From the material below, list every line containing "Experiment".

__________

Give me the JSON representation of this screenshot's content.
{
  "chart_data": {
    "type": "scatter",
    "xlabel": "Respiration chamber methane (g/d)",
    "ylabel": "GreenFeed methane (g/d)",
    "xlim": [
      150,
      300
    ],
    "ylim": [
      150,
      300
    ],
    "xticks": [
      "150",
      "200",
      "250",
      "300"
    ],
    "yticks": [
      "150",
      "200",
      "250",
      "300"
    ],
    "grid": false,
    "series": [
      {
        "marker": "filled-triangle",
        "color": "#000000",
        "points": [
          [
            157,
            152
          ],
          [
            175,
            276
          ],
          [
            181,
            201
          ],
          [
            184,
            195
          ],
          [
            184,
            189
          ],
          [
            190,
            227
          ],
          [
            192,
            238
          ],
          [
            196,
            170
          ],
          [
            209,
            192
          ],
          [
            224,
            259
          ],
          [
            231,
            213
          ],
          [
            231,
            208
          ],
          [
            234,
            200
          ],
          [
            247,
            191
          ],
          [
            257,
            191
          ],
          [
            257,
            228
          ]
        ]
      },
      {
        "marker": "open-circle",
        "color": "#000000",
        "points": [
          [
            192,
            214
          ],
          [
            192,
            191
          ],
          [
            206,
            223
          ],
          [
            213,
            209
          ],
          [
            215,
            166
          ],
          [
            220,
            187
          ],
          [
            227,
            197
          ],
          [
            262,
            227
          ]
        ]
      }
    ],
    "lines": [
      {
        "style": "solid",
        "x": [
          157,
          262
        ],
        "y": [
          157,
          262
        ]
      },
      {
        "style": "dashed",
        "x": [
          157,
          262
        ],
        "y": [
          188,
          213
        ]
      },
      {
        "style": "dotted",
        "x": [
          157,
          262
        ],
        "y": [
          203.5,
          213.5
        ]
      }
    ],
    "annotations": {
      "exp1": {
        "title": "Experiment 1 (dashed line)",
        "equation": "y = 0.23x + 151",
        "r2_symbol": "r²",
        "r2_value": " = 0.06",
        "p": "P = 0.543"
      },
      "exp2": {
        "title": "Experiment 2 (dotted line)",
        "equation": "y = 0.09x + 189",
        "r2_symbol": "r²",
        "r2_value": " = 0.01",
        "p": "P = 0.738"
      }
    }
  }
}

__________

Exercise answer »
        "title": "Experiment 1 (dashed line)",
        "title": "Experiment 2 (dotted line)",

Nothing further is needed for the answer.